- **TASK OBJECTIVE**: Write out every line below that includes the word "this".

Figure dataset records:
+++

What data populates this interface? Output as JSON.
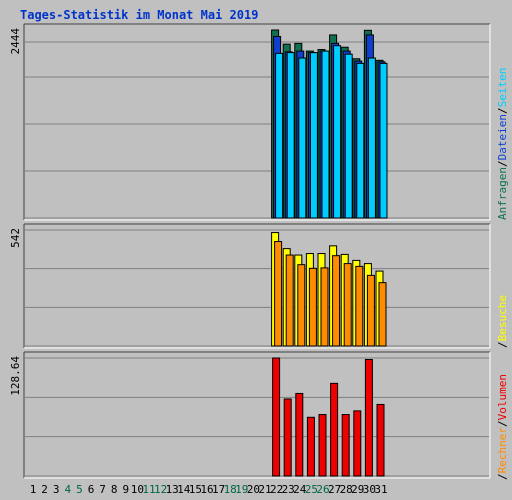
{
  "title": "Tages-Statistik im Monat Mai 2019",
  "colors": {
    "background": "#c0c0c0",
    "title": "#0033cc",
    "grid": "#808080",
    "frame_dark": "#404040",
    "frame_light": "#ffffff",
    "day_weekday": "#000000",
    "day_weekend": "#006644",
    "anfragen": "#107050",
    "dateien": "#1040d0",
    "seiten": "#00ccff",
    "besuche": "#ffff00",
    "rechner": "#ff8c00",
    "volumen": "#ee0000",
    "separator": "#000000"
  },
  "legend": {
    "top": [
      "Anfragen",
      "Dateien",
      "Seiten"
    ],
    "middle": [
      "Besuche"
    ],
    "bottom": [
      "Rechner",
      "Volumen"
    ],
    "separator": "/"
  },
  "chart_data": [
    {
      "type": "bar",
      "name": "hits",
      "y_max_label": "2444",
      "ylim": [
        0,
        2444
      ],
      "grid": true,
      "categories": [
        "1",
        "2",
        "3",
        "4",
        "5",
        "6",
        "7",
        "8",
        "9",
        "10",
        "11",
        "12",
        "13",
        "14",
        "15",
        "16",
        "17",
        "18",
        "19",
        "20",
        "21",
        "22",
        "23",
        "24",
        "25",
        "26",
        "27",
        "28",
        "29",
        "30",
        "31"
      ],
      "weekend_days": [
        "4",
        "5",
        "11",
        "12",
        "18",
        "19",
        "25",
        "26"
      ],
      "series": [
        {
          "name": "Anfragen",
          "color": "#107050",
          "values": [
            null,
            null,
            null,
            null,
            null,
            null,
            null,
            null,
            null,
            null,
            null,
            null,
            null,
            null,
            null,
            null,
            null,
            null,
            null,
            null,
            null,
            2444,
            2260,
            2270,
            2170,
            2190,
            2380,
            2220,
            2070,
            2440,
            2050
          ]
        },
        {
          "name": "Dateien",
          "color": "#1040d0",
          "values": [
            null,
            null,
            null,
            null,
            null,
            null,
            null,
            null,
            null,
            null,
            null,
            null,
            null,
            null,
            null,
            null,
            null,
            null,
            null,
            null,
            null,
            2360,
            2160,
            2170,
            2150,
            2170,
            2270,
            2170,
            2040,
            2380,
            2030
          ]
        },
        {
          "name": "Seiten",
          "color": "#00ccff",
          "values": [
            null,
            null,
            null,
            null,
            null,
            null,
            null,
            null,
            null,
            null,
            null,
            null,
            null,
            null,
            null,
            null,
            null,
            null,
            null,
            null,
            null,
            2140,
            2150,
            2080,
            2150,
            2170,
            2240,
            2130,
            2010,
            2080,
            2010
          ]
        }
      ]
    },
    {
      "type": "bar",
      "name": "visits",
      "y_max_label": "542",
      "ylim": [
        0,
        542
      ],
      "grid": true,
      "categories": [
        "1",
        "2",
        "3",
        "4",
        "5",
        "6",
        "7",
        "8",
        "9",
        "10",
        "11",
        "12",
        "13",
        "14",
        "15",
        "16",
        "17",
        "18",
        "19",
        "20",
        "21",
        "22",
        "23",
        "24",
        "25",
        "26",
        "27",
        "28",
        "29",
        "30",
        "31"
      ],
      "series": [
        {
          "name": "Besuche",
          "color": "#ffff00",
          "values": [
            null,
            null,
            null,
            null,
            null,
            null,
            null,
            null,
            null,
            null,
            null,
            null,
            null,
            null,
            null,
            null,
            null,
            null,
            null,
            null,
            null,
            530,
            455,
            425,
            432,
            432,
            468,
            428,
            400,
            385,
            350
          ]
        },
        {
          "name": "Rechner",
          "color": "#ff8c00",
          "values": [
            null,
            null,
            null,
            null,
            null,
            null,
            null,
            null,
            null,
            null,
            null,
            null,
            null,
            null,
            null,
            null,
            null,
            null,
            null,
            null,
            null,
            488,
            425,
            380,
            363,
            365,
            422,
            385,
            372,
            330,
            296
          ]
        }
      ]
    },
    {
      "type": "bar",
      "name": "volume",
      "y_max_label": "128.64",
      "ylim": [
        0,
        128.64
      ],
      "grid": true,
      "categories": [
        "1",
        "2",
        "3",
        "4",
        "5",
        "6",
        "7",
        "8",
        "9",
        "10",
        "11",
        "12",
        "13",
        "14",
        "15",
        "16",
        "17",
        "18",
        "19",
        "20",
        "21",
        "22",
        "23",
        "24",
        "25",
        "26",
        "27",
        "28",
        "29",
        "30",
        "31"
      ],
      "series": [
        {
          "name": "Volumen",
          "color": "#ee0000",
          "values": [
            null,
            null,
            null,
            null,
            null,
            null,
            null,
            null,
            null,
            null,
            null,
            null,
            null,
            null,
            null,
            null,
            null,
            null,
            null,
            null,
            null,
            128.64,
            84,
            90,
            64,
            67,
            101,
            67,
            71,
            127,
            78
          ]
        }
      ]
    }
  ]
}
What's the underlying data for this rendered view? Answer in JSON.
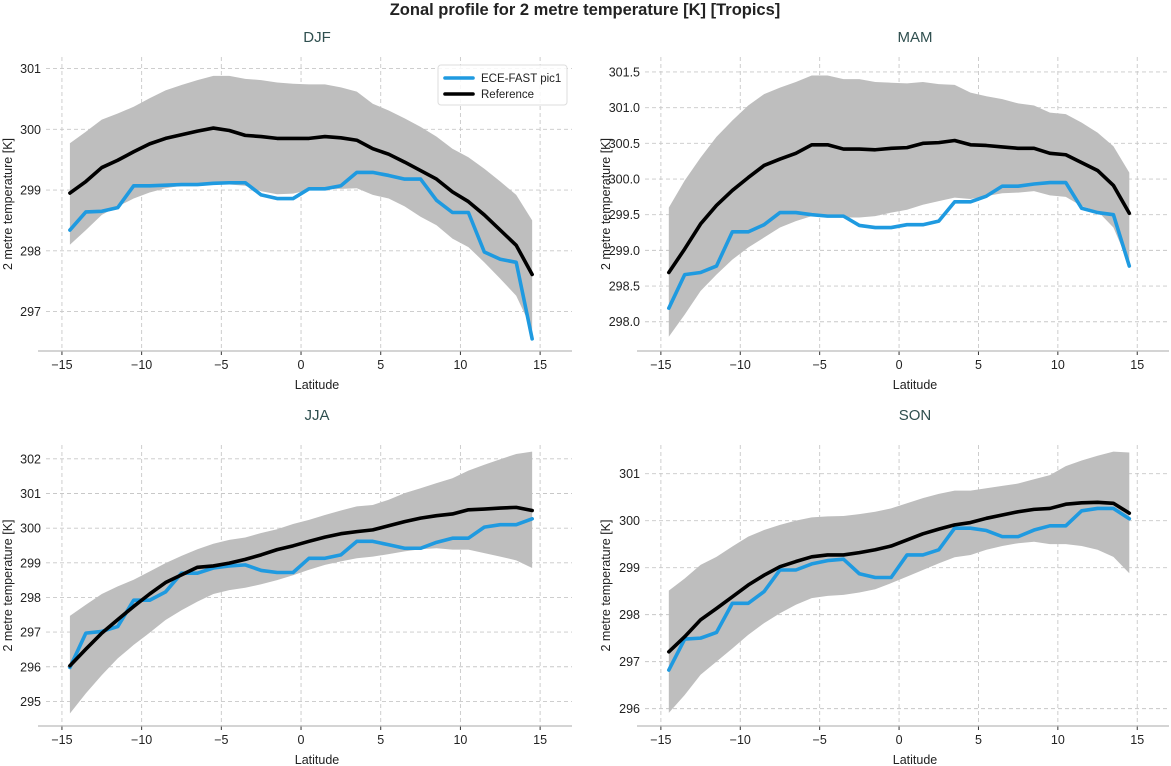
{
  "chart_data": {
    "type": "line",
    "title": "Zonal profile for 2 metre temperature [K] [Tropics]",
    "legend": {
      "placement": "top-right of first panel",
      "entries": [
        "ECE-FAST pic1",
        "Reference"
      ]
    },
    "colors": {
      "model": "#1f9ae0",
      "reference": "#000000",
      "band": "#bebebe",
      "panel_title": "#2f4f4f"
    },
    "grid": true,
    "lat": [
      -14.5,
      -13.5,
      -12.5,
      -11.5,
      -10.5,
      -9.5,
      -8.5,
      -7.5,
      -6.5,
      -5.5,
      -4.5,
      -3.5,
      -2.5,
      -1.5,
      -0.5,
      0.5,
      1.5,
      2.5,
      3.5,
      4.5,
      5.5,
      6.5,
      7.5,
      8.5,
      9.5,
      10.5,
      11.5,
      12.5,
      13.5,
      14.5
    ],
    "panels": [
      {
        "title": "DJF",
        "xlabel": "Latitude",
        "ylabel": "2 metre temperature [K]",
        "xlim": [
          -16,
          17
        ],
        "ylim": [
          296.35,
          301.19
        ],
        "xticks": [
          -15,
          -10,
          -5,
          0,
          5,
          10,
          15
        ],
        "xtick_labels": [
          "−15",
          "−10",
          "−5",
          "0",
          "5",
          "10",
          "15"
        ],
        "yticks": [
          297,
          298,
          299,
          300,
          301
        ],
        "ytick_labels": [
          "297",
          "298",
          "299",
          "300",
          "301"
        ],
        "show_legend": true,
        "series": [
          {
            "name": "ECE-FAST pic1",
            "values": [
              298.34,
              298.64,
              298.65,
              298.71,
              299.07,
              299.07,
              299.08,
              299.09,
              299.09,
              299.11,
              299.12,
              299.12,
              298.92,
              298.86,
              298.86,
              299.02,
              299.02,
              299.07,
              299.29,
              299.29,
              299.24,
              299.18,
              299.18,
              298.83,
              298.63,
              298.63,
              297.98,
              297.86,
              297.81,
              296.55
            ]
          },
          {
            "name": "Reference",
            "values": [
              298.95,
              299.14,
              299.37,
              299.49,
              299.63,
              299.76,
              299.85,
              299.91,
              299.97,
              300.02,
              299.98,
              299.9,
              299.88,
              299.85,
              299.85,
              299.85,
              299.88,
              299.86,
              299.82,
              299.68,
              299.59,
              299.46,
              299.32,
              299.18,
              298.97,
              298.81,
              298.59,
              298.34,
              298.09,
              297.61
            ]
          }
        ],
        "band_upper": [
          299.77,
          299.96,
          300.16,
          300.26,
          300.37,
          300.51,
          300.64,
          300.73,
          300.81,
          300.88,
          300.88,
          300.83,
          300.81,
          300.77,
          300.75,
          300.74,
          300.74,
          300.69,
          300.62,
          300.42,
          300.31,
          300.18,
          300.04,
          299.88,
          299.68,
          299.54,
          299.35,
          299.14,
          298.92,
          298.5
        ],
        "band_lower": [
          298.1,
          298.34,
          298.59,
          298.73,
          298.86,
          298.96,
          299.03,
          299.07,
          299.07,
          299.09,
          299.09,
          299.07,
          298.98,
          298.93,
          298.94,
          299.0,
          299.02,
          299.02,
          299.03,
          298.92,
          298.86,
          298.73,
          298.56,
          298.42,
          298.2,
          298.06,
          297.81,
          297.54,
          297.26,
          296.7
        ]
      },
      {
        "title": "MAM",
        "xlabel": "Latitude",
        "ylabel": "2 metre temperature [K]",
        "xlim": [
          -16,
          17
        ],
        "ylim": [
          297.59,
          301.71
        ],
        "xticks": [
          -15,
          -10,
          -5,
          0,
          5,
          10,
          15
        ],
        "xtick_labels": [
          "−15",
          "−10",
          "−5",
          "0",
          "5",
          "10",
          "15"
        ],
        "yticks": [
          298.0,
          298.5,
          299.0,
          299.5,
          300.0,
          300.5,
          301.0,
          301.5
        ],
        "ytick_labels": [
          "298.0",
          "298.5",
          "299.0",
          "299.5",
          "300.0",
          "300.5",
          "301.0",
          "301.5"
        ],
        "show_legend": false,
        "series": [
          {
            "name": "ECE-FAST pic1",
            "values": [
              298.19,
              298.66,
              298.69,
              298.78,
              299.26,
              299.26,
              299.36,
              299.53,
              299.53,
              299.5,
              299.48,
              299.48,
              299.35,
              299.32,
              299.32,
              299.36,
              299.36,
              299.41,
              299.68,
              299.68,
              299.76,
              299.9,
              299.9,
              299.93,
              299.95,
              299.95,
              299.59,
              299.53,
              299.5,
              298.78
            ]
          },
          {
            "name": "Reference",
            "values": [
              298.69,
              299.02,
              299.37,
              299.63,
              299.84,
              300.02,
              300.19,
              300.28,
              300.36,
              300.48,
              300.48,
              300.42,
              300.42,
              300.41,
              300.43,
              300.44,
              300.5,
              300.51,
              300.54,
              300.48,
              300.47,
              300.45,
              300.43,
              300.43,
              300.36,
              300.34,
              300.23,
              300.12,
              299.91,
              299.52
            ]
          }
        ],
        "band_upper": [
          299.6,
          299.98,
          300.3,
          300.59,
          300.82,
          301.03,
          301.19,
          301.28,
          301.36,
          301.45,
          301.45,
          301.4,
          301.4,
          301.36,
          301.35,
          301.34,
          301.36,
          301.33,
          301.32,
          301.21,
          301.16,
          301.12,
          301.06,
          301.03,
          300.93,
          300.91,
          300.79,
          300.65,
          300.46,
          300.09
        ],
        "band_lower": [
          297.79,
          298.1,
          298.43,
          298.66,
          298.87,
          299.04,
          299.18,
          299.32,
          299.41,
          299.48,
          299.48,
          299.46,
          299.46,
          299.48,
          299.53,
          299.57,
          299.64,
          299.69,
          299.74,
          299.72,
          299.76,
          299.8,
          299.81,
          299.83,
          299.77,
          299.75,
          299.62,
          299.55,
          299.32,
          298.8
        ]
      },
      {
        "title": "JJA",
        "xlabel": "Latitude",
        "ylabel": "2 metre temperature [K]",
        "xlim": [
          -16,
          17
        ],
        "ylim": [
          294.29,
          302.4
        ],
        "xticks": [
          -15,
          -10,
          -5,
          0,
          5,
          10,
          15
        ],
        "xtick_labels": [
          "−15",
          "−10",
          "−5",
          "0",
          "5",
          "10",
          "15"
        ],
        "yticks": [
          295,
          296,
          297,
          298,
          299,
          300,
          301,
          302
        ],
        "ytick_labels": [
          "295",
          "296",
          "297",
          "298",
          "299",
          "300",
          "301",
          "302"
        ],
        "show_legend": false,
        "series": [
          {
            "name": "ECE-FAST pic1",
            "values": [
              295.98,
              296.97,
              297.02,
              297.16,
              297.92,
              297.92,
              298.16,
              298.7,
              298.7,
              298.85,
              298.91,
              298.94,
              298.78,
              298.72,
              298.72,
              299.13,
              299.13,
              299.23,
              299.62,
              299.62,
              299.52,
              299.42,
              299.42,
              299.59,
              299.71,
              299.71,
              300.03,
              300.1,
              300.1,
              300.27
            ]
          },
          {
            "name": "Reference",
            "values": [
              296.03,
              296.51,
              296.97,
              297.36,
              297.74,
              298.1,
              298.43,
              298.65,
              298.87,
              298.91,
              298.99,
              299.1,
              299.23,
              299.38,
              299.49,
              299.62,
              299.74,
              299.84,
              299.9,
              299.95,
              300.07,
              300.19,
              300.29,
              300.36,
              300.41,
              300.53,
              300.55,
              300.58,
              300.6,
              300.51
            ]
          }
        ],
        "band_upper": [
          297.47,
          297.79,
          298.1,
          298.32,
          298.51,
          298.75,
          298.99,
          299.2,
          299.39,
          299.55,
          299.66,
          299.73,
          299.86,
          299.97,
          300.12,
          300.24,
          300.38,
          300.51,
          300.63,
          300.67,
          300.82,
          301.01,
          301.15,
          301.3,
          301.44,
          301.66,
          301.83,
          301.99,
          302.14,
          302.21
        ],
        "band_lower": [
          294.65,
          295.23,
          295.76,
          296.24,
          296.63,
          296.98,
          297.35,
          297.63,
          297.88,
          298.1,
          298.21,
          298.28,
          298.38,
          298.5,
          298.64,
          298.8,
          298.94,
          299.04,
          299.13,
          299.18,
          299.25,
          299.33,
          299.39,
          299.42,
          299.38,
          299.38,
          299.28,
          299.18,
          299.07,
          298.85
        ]
      },
      {
        "title": "SON",
        "xlabel": "Latitude",
        "ylabel": "2 metre temperature [K]",
        "xlim": [
          -16,
          17
        ],
        "ylim": [
          295.63,
          301.61
        ],
        "xticks": [
          -15,
          -10,
          -5,
          0,
          5,
          10,
          15
        ],
        "xtick_labels": [
          "−15",
          "−10",
          "−5",
          "0",
          "5",
          "10",
          "15"
        ],
        "yticks": [
          296,
          297,
          298,
          299,
          300,
          301
        ],
        "ytick_labels": [
          "296",
          "297",
          "298",
          "299",
          "300",
          "301"
        ],
        "show_legend": false,
        "series": [
          {
            "name": "ECE-FAST pic1",
            "values": [
              296.82,
              297.48,
              297.5,
              297.62,
              298.24,
              298.24,
              298.49,
              298.95,
              298.95,
              299.08,
              299.15,
              299.18,
              298.87,
              298.79,
              298.79,
              299.27,
              299.27,
              299.38,
              299.84,
              299.84,
              299.79,
              299.66,
              299.66,
              299.8,
              299.89,
              299.89,
              300.21,
              300.26,
              300.26,
              300.04
            ]
          },
          {
            "name": "Reference",
            "values": [
              297.21,
              297.53,
              297.89,
              298.13,
              298.38,
              298.63,
              298.84,
              299.02,
              299.13,
              299.23,
              299.27,
              299.27,
              299.32,
              299.38,
              299.46,
              299.59,
              299.72,
              299.82,
              299.91,
              299.96,
              300.05,
              300.12,
              300.19,
              300.24,
              300.26,
              300.35,
              300.38,
              300.39,
              300.37,
              300.16
            ]
          }
        ],
        "band_upper": [
          298.51,
          298.77,
          299.06,
          299.23,
          299.45,
          299.66,
          299.8,
          299.91,
          300.0,
          300.07,
          300.09,
          300.1,
          300.14,
          300.19,
          300.26,
          300.37,
          300.48,
          300.57,
          300.64,
          300.64,
          300.69,
          300.74,
          300.79,
          300.88,
          300.97,
          301.16,
          301.28,
          301.38,
          301.47,
          301.45
        ],
        "band_lower": [
          295.91,
          296.29,
          296.72,
          297.0,
          297.28,
          297.57,
          297.82,
          298.03,
          298.21,
          298.35,
          298.4,
          298.42,
          298.47,
          298.54,
          298.67,
          298.81,
          298.95,
          299.09,
          299.22,
          299.27,
          299.38,
          299.46,
          299.52,
          299.55,
          299.5,
          299.5,
          299.46,
          299.38,
          299.23,
          298.88
        ]
      }
    ]
  }
}
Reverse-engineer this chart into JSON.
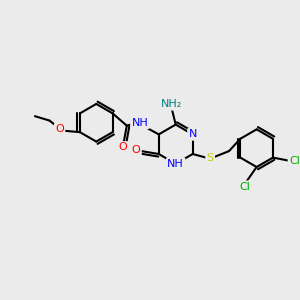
{
  "bg_color": "#ebebeb",
  "bond_color": "#000000",
  "bond_width": 1.5,
  "atom_colors": {
    "N": "#0000ff",
    "O": "#ff0000",
    "S": "#cccc00",
    "Cl": "#00aa00",
    "NH": "#0000ff",
    "NH2": "#008080"
  },
  "font_size": 8,
  "figsize": [
    3.0,
    3.0
  ],
  "dpi": 100
}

+++

- **SOLVED PROBLEM**:
What data populates this interface? Output as JSON.
What's the underlying data for this rendered view? Answer in JSON.
Reverse-engineer this chart into JSON.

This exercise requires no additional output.